One of the perks of top travel credit cards is that they give you plenty of ways to use your points. For its survey, Going asked its users how they redeem their rewards. Below, you’ll find the six ways people use their points with the percentage of respondents who chose each one. They could help you decide how to use your own travel points (and see one method you should definitely avoid).

1. Economy flights (58%)

Most people use travel cards so they can save on their usual travel costs or travel more often. Case in point, the most popular way to use travel points by a wide margin is on economy flights. The typical traveler isn’t draining their points on fancy business-class or first-class tickets. They just want to get to their destination at a lower cost.

Economy flights are a great way to do that. With many of the major airlines, economy flights start at 5,000 to 10,000 miles each way. The exact price depends on the flight, but you can often book round-trip domestic flights for 20,000 to 30,000 miles.

2. Hotels (11%)

Outside of flying, the other big travel expense is accommodations. So it makes sense that hotels are the second-most-popular way to use travel points. The best-case scenario is that you book your flight and hotel with travel rewards, which is as close as it gets to traveling for free with points.

The one downside with hotels is that you often need a large number of points to book a stay. That’s not an issue if you’re earning points using hotel credit cards.

But if you have a card with transferable points that you can use with multiple airlines and hotels, then a hotel may not be the right choice. For example, if you have a card that earns American Express points, you can often get more value transferring those points to airlines than hotels.

3. Premium economy flights (10%)

Premium economy is a nice middle ground between economy and business or first class. Seats are larger — on international flights, premium economy is often similar in size to domestic first class.

It costs more miles than economy, but isn’t nearly as expensive as business class. For example, with American Airlines, premium economy generally costs about twice as many miles as economy. Business class costs about three times as many miles as economy.

You won’t find premium economy seats on all routes. But when it’s available, it’s a good choice for added comfort at a reasonable cost.

4. Flight upgrades (7%)

As many frequent flyers know, it’s normally cheaper to upgrade a seat than to buy a ticket in premium economy or business class from the start. That’s true whether paying in cash or miles. There will need to be upgrade availability available. If so, upgrading can help you get a premium seat at a lower cost than usual.

Note that most airlines don’t let you use miles to upgrade award tickets. So if you bought your ticket with miles, you probably won’t be able to pay for an upgrade with miles. But if you bought your ticket with cash, you can typically upgrade with miles (or cash, if you prefer).

Data listing
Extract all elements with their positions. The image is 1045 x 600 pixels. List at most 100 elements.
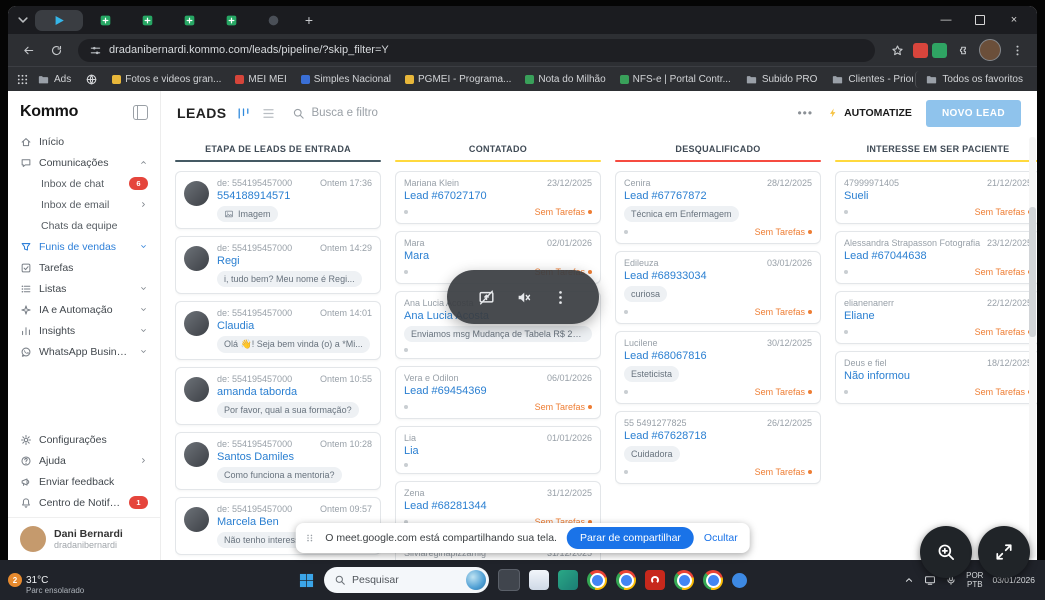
- sidebar-item-ajuda[interactable]: Ajuda: [8, 450, 160, 471]
- lead-card[interactable]: 55 549127782526/12/2025Lead #67628718Cui…: [615, 411, 821, 484]
- taskbar-app-icon[interactable]: [674, 570, 694, 590]
- bookmark-item[interactable]: MEI MEI: [229, 72, 292, 87]
- bookmark-item[interactable]: Clientes - Prioridad...: [825, 71, 913, 88]
- sidebar-item-inicio[interactable]: Início: [8, 131, 160, 152]
- kommo-logo[interactable]: Kommo: [20, 103, 78, 121]
- lead-card[interactable]: Edileuza03/01/2026Lead #68933034curiosaS…: [615, 251, 821, 324]
- lead-card[interactable]: Deus e fiel18/12/2025Não informouSem Tar…: [835, 351, 1037, 404]
- close-button[interactable]: ×: [997, 6, 1031, 34]
- browser-profile-avatar[interactable]: [979, 39, 1001, 61]
- status-dot: [624, 470, 628, 474]
- taskbar-app-icon[interactable]: [558, 570, 578, 590]
- extension-icon-green[interactable]: [932, 43, 947, 58]
- taskbar-app-icon[interactable]: [616, 570, 636, 590]
- bookmark-star-icon[interactable]: [885, 38, 909, 62]
- lead-card[interactable]: de: 554195457000Ontem 10:55amanda tabord…: [175, 367, 381, 425]
- browser-menu-icon[interactable]: [1005, 38, 1029, 62]
- sidebar-item-inbox-de-email[interactable]: Inbox de email: [8, 194, 160, 215]
- sidebar-item-tarefas[interactable]: Tarefas: [8, 257, 160, 278]
- sidebar-item-ia-e-automacao[interactable]: IA e Automação: [8, 299, 160, 320]
- browser-tab[interactable]: [169, 10, 209, 31]
- lead-card[interactable]: elianenanerr22/12/2025ElianeSem Tarefas: [835, 291, 1037, 344]
- weather-widget[interactable]: 2 31°C Parc ensolarado: [8, 575, 84, 595]
- language-indicator[interactable]: POR PTB: [966, 571, 983, 589]
- reload-icon[interactable]: [44, 38, 68, 62]
- collapse-sidebar-icon[interactable]: [133, 105, 148, 120]
- hide-share-bar-link[interactable]: Ocultar: [704, 532, 738, 544]
- drag-handle-icon[interactable]: [303, 532, 315, 544]
- bookmark-item[interactable]: NFS-e | Portal Contr...: [614, 72, 737, 87]
- bookmark-item[interactable]: PGMEI - Programa...: [399, 72, 517, 87]
- sidebar-item-listas[interactable]: Listas: [8, 278, 160, 299]
- taskbar-app-icon[interactable]: [732, 573, 747, 588]
- sidebar-item-chats-da-equipe[interactable]: Chats da equipe: [8, 215, 160, 236]
- lead-card[interactable]: 4799997140521/12/2025SueliSem Tarefas: [835, 171, 1037, 224]
- bookmark-item[interactable]: Simples Nacional: [295, 72, 397, 87]
- lead-card[interactable]: Cenira28/12/2025Lead #67767872Técnica em…: [615, 171, 821, 244]
- taskbar-search[interactable]: Pesquisar: [324, 567, 489, 593]
- lead-card[interactable]: Lia01/01/2026Lia: [395, 426, 601, 474]
- browser-tab[interactable]: [253, 10, 293, 31]
- list-view-icon[interactable]: [261, 106, 276, 121]
- active-tab[interactable]: [35, 10, 83, 31]
- sidebar-item-centro-de-notificacao[interactable]: Centro de Notificação1: [8, 492, 160, 513]
- kanban-view-icon[interactable]: [236, 106, 251, 121]
- start-button[interactable]: [298, 572, 315, 589]
- sidebar-item-inbox-de-chat[interactable]: Inbox de chat6: [8, 173, 160, 194]
- sidebar-item-funis-de-vendas[interactable]: Funis de vendas: [8, 236, 160, 257]
- zoom-in-button[interactable]: [920, 526, 972, 578]
- browser-tab[interactable]: [85, 10, 125, 31]
- bookmark-item[interactable]: Subido PRO: [739, 71, 824, 88]
- sidebar-item-comunicacoes[interactable]: Comunicações: [8, 152, 160, 173]
- extension-icon-red[interactable]: [913, 43, 928, 58]
- lead-card[interactable]: de: 554195457000Ontem 14:01ClaudiaOlá 👋!…: [175, 301, 381, 360]
- bookmark-item[interactable]: Fotos e videos gran...: [106, 72, 227, 87]
- lead-card[interactable]: Vera e Odilon06/01/2026Lead #69454369Sem…: [395, 366, 601, 419]
- new-tab-button[interactable]: +: [298, 9, 320, 31]
- site-info-icon[interactable]: [89, 44, 102, 57]
- maximize-button[interactable]: [963, 6, 997, 34]
- sidebar-item-insights[interactable]: Insights: [8, 320, 160, 341]
- sidebar-item-enviar-feedback[interactable]: Enviar feedback: [8, 471, 160, 492]
- taskbar-app-icon[interactable]: [587, 570, 607, 590]
- taskbar-app-icon[interactable]: [529, 570, 549, 590]
- tray-expand-icon[interactable]: [903, 574, 915, 586]
- all-favorites-button[interactable]: Todos os favoritos: [915, 71, 1029, 88]
- muted-audio-icon[interactable]: [515, 289, 532, 306]
- meet-more-options-icon[interactable]: [552, 289, 569, 306]
- browser-tab[interactable]: [211, 10, 251, 31]
- chevron-down-icon: [139, 347, 148, 356]
- extensions-puzzle-icon[interactable]: [951, 38, 975, 62]
- lead-card[interactable]: Lucilene30/12/2025Lead #68067816Estetici…: [615, 331, 821, 404]
- new-lead-button[interactable]: NOVO LEAD: [926, 100, 1021, 127]
- taskbar-app-icon[interactable]: [498, 569, 520, 591]
- sidebar-item-whatsapp-business[interactable]: WhatsApp Business: [8, 341, 160, 362]
- scrollbar-thumb[interactable]: [1029, 207, 1036, 337]
- presenting-stop-icon[interactable]: [478, 289, 495, 306]
- fullscreen-button[interactable]: [978, 526, 1030, 578]
- more-options-button[interactable]: •••: [797, 106, 813, 120]
- minimize-button[interactable]: —: [929, 6, 963, 34]
- lead-card[interactable]: de: 554195457000Ontem 17:36554188914571I…: [175, 171, 381, 229]
- bookmark-item[interactable]: Ads: [31, 71, 77, 88]
- address-bar[interactable]: dradanibernardi.kommo.com/leads/pipeline…: [78, 39, 875, 62]
- back-icon[interactable]: [16, 38, 40, 62]
- lead-card[interactable]: de: 554195457000Ontem 10:28Santos Damile…: [175, 432, 381, 490]
- automatize-button[interactable]: AUTOMATIZE: [827, 107, 912, 119]
- taskbar-app-icon[interactable]: [645, 570, 665, 590]
- vertical-scrollbar[interactable]: [1029, 137, 1036, 558]
- search-input[interactable]: Busca e filtro: [292, 107, 377, 120]
- sidebar-item-configuracoes[interactable]: Configurações: [8, 429, 160, 450]
- bookmark-item[interactable]: Nota do Milhão: [519, 72, 611, 87]
- user-profile[interactable]: Dani Bernardi dradanibernardi: [8, 517, 160, 560]
- lead-card[interactable]: de: 554195457000Ontem 14:29Regii, tudo b…: [175, 236, 381, 294]
- bookmark-item[interactable]: [79, 71, 104, 88]
- taskbar-app-icon[interactable]: [703, 570, 723, 590]
- apps-grid-icon[interactable]: [16, 73, 29, 86]
- tab-search-icon[interactable]: [14, 11, 32, 29]
- screen-share-tray-icon[interactable]: [924, 574, 936, 586]
- stop-sharing-button[interactable]: Parar de compartilhar: [567, 527, 694, 549]
- lead-card[interactable]: Mariana Klein23/12/2025Lead #67027170Sem…: [395, 171, 601, 224]
- browser-tab[interactable]: [127, 10, 167, 31]
- lead-card[interactable]: Alessandra Strapasson Fotografia23/12/20…: [835, 231, 1037, 284]
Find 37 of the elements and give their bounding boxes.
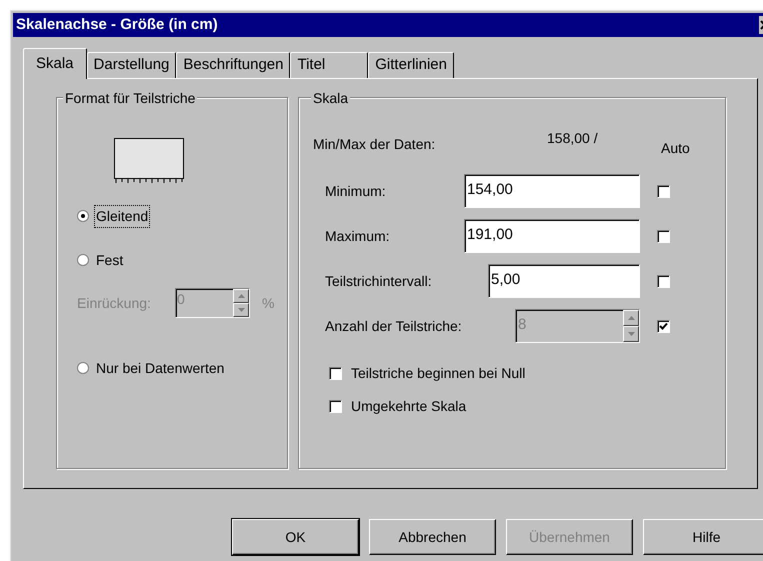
radio-button[interactable] (77, 254, 89, 266)
checkbox[interactable] (657, 184, 670, 198)
field-label: Minimum: (325, 182, 387, 200)
indent-label: Einrückung: (77, 294, 152, 313)
dialog-button[interactable]: OK (232, 519, 359, 555)
tab[interactable]: Titel (290, 52, 368, 78)
checkbox[interactable] (657, 274, 670, 288)
spinner-arrows[interactable] (233, 289, 249, 317)
input-field[interactable]: 154,00 (464, 174, 640, 208)
radio-label: Gleitend (95, 206, 150, 226)
dialog-button[interactable]: Hilfe (643, 519, 763, 555)
field-label: Maximum: (325, 226, 391, 246)
field-label: Anzahl der Teilstriche: (325, 316, 463, 336)
window-title: Skalenachse - Größe (in cm) (16, 14, 218, 35)
checkmark-icon (659, 322, 668, 330)
field-label: Teilstrichintervall: (325, 272, 433, 290)
tab[interactable]: Gitterlinien (368, 52, 454, 78)
tab[interactable]: Beschriftungen (176, 52, 290, 78)
tab[interactable]: Skala (23, 48, 87, 79)
radio-label: Nur bei Datenwerten (95, 358, 226, 378)
dialog-button[interactable]: Abbrechen (369, 519, 496, 555)
radio-button[interactable] (77, 362, 89, 374)
data-range-label: Min/Max der Daten: (313, 135, 436, 154)
checkbox-label: Umgekehrte Skala (351, 397, 466, 416)
checkbox[interactable] (329, 400, 342, 413)
radio-label: Fest (95, 250, 124, 270)
checkbox-label: Teilstriche beginnen bei Null (351, 364, 526, 383)
tick-format-preview-icon (114, 138, 184, 184)
input-field[interactable]: 191,00 (464, 219, 640, 253)
radio-button[interactable] (77, 210, 89, 222)
data-range-value: 158,00 / (547, 129, 599, 148)
unit-label: % (262, 294, 274, 312)
checkbox[interactable] (657, 230, 670, 242)
input-field[interactable]: 5,00 (488, 264, 640, 298)
auto-header: Auto (661, 139, 690, 158)
checkbox[interactable] (329, 367, 342, 380)
tab[interactable]: Darstellung (86, 52, 176, 78)
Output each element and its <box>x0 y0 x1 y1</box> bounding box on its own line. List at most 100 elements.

### TASKS TO CARRY OUT
a – Quote the travel points passage word for word, starting at "It costs more" and ending at "times as many miles as economy.".
b – Continue the passage on ways to redeem travel points from the point where it stops.

### ANSWERS TO EACH TASK
a –
It costs more miles than economy, but isn’t nearly as expensive as business class. For example, with American Airlines, premium economy generally costs about twice as many miles as economy. Business class costs about three times as many miles as economy.

b –
5. Business-class flights (6%)

People often rave about booking expensive business-class flights with points. It turns out these redemptions aren’t that common, likely for two reasons:

  • Award availability in business class is much more limited. Since there are far more economy seats to fill, you’re more likely to find tickets you can book with points there.
  • Business-class tickets cost much more, even with miles. You could end up paying three times as many miles as you would for economy, or more. Business-class award tickets also have more expensive taxes and fees.

That’s not to say business class is a bad way to use your points. It’s much more comfortable, and the travel experience is more enjoyable. It’s just a matter of whether the advantages of business class are worth spending more miles.

6. Cash back (4%)

Cash back is the least popular way to use travel points, which is good news. Unless you need the money, it doesn’t make sense to redeem your travel points for cash back.

You normally get much less value this way. With some credit cards, points are worth half as much (or less) when redeemed for cash back. For example, 50,000 points could be worth $500 to $1,500 if you use them for air travel, compared to $300 as cash back. If you want to earn cash back, you’re better off using one of the many quality cash back cards.

The best way to use your travel points

Using travel points has a bit of a learning curve. And when you’ve spent time earning points, you probably also want to make the most of them.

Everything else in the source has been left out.